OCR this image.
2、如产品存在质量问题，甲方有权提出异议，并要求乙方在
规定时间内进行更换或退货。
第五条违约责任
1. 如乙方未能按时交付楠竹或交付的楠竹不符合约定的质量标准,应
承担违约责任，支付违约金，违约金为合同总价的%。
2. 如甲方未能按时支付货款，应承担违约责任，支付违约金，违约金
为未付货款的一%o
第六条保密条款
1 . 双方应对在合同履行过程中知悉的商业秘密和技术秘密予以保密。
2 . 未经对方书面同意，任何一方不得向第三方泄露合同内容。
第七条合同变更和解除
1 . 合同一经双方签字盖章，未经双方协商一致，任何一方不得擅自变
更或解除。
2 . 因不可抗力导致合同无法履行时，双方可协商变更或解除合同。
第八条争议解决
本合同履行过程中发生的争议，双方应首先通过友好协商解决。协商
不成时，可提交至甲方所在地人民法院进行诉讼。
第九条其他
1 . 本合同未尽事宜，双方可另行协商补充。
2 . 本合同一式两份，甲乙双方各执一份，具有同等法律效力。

> DIRECTIONS FOR THIS TASK:
Each line of the material should be echoed exactly.

> EXERCISE ANSWER:
OCR this image.
2、如产品存在质量问题，甲方有权提出异议，并要求乙方在
规定时间内进行更换或退货。
第五条违约责任
1. 如乙方未能按时交付楠竹或交付的楠竹不符合约定的质量标准,应
承担违约责任，支付违约金，违约金为合同总价的%。
2. 如甲方未能按时支付货款，应承担违约责任，支付违约金，违约金
为未付货款的一%o
第六条保密条款
1 . 双方应对在合同履行过程中知悉的商业秘密和技术秘密予以保密。
2 . 未经对方书面同意，任何一方不得向第三方泄露合同内容。
第七条合同变更和解除
1 . 合同一经双方签字盖章，未经双方协商一致，任何一方不得擅自变
更或解除。
2 . 因不可抗力导致合同无法履行时，双方可协商变更或解除合同。
第八条争议解决
本合同履行过程中发生的争议，双方应首先通过友好协商解决。协商
不成时，可提交至甲方所在地人民法院进行诉讼。
第九条其他
1 . 本合同未尽事宜，双方可另行协商补充。
2 . 本合同一式两份，甲乙双方各执一份，具有同等法律效力。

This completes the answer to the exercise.